Listing →
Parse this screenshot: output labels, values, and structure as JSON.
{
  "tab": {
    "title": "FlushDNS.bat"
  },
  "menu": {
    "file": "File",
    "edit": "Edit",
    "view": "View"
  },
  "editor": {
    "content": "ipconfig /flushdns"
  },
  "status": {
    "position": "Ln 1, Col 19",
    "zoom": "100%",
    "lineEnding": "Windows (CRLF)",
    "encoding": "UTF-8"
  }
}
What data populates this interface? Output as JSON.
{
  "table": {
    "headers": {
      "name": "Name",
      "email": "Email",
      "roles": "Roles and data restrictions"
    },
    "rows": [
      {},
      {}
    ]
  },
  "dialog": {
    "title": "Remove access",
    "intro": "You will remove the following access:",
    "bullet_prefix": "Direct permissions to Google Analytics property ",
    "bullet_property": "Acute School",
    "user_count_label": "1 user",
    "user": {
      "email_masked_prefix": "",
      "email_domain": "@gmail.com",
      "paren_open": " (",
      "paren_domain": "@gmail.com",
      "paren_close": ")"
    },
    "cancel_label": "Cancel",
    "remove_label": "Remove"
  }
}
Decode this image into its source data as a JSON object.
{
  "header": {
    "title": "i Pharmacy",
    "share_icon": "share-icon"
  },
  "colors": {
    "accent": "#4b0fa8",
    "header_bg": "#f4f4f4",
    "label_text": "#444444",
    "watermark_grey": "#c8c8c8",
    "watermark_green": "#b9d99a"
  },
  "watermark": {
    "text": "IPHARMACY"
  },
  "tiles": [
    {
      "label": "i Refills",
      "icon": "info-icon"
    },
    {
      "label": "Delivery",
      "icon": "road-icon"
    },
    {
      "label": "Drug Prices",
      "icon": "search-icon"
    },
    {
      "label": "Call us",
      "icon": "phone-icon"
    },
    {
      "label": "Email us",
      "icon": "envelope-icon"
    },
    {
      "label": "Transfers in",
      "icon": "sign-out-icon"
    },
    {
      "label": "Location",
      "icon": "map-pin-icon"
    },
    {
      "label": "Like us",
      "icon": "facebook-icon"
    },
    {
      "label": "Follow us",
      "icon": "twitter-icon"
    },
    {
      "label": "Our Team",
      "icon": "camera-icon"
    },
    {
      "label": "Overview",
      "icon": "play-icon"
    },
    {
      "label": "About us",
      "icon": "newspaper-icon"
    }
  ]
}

Problem statement →
Looking at the records above, report how many lines contain the word "gmail". Answer with the number only.

Correct result →
2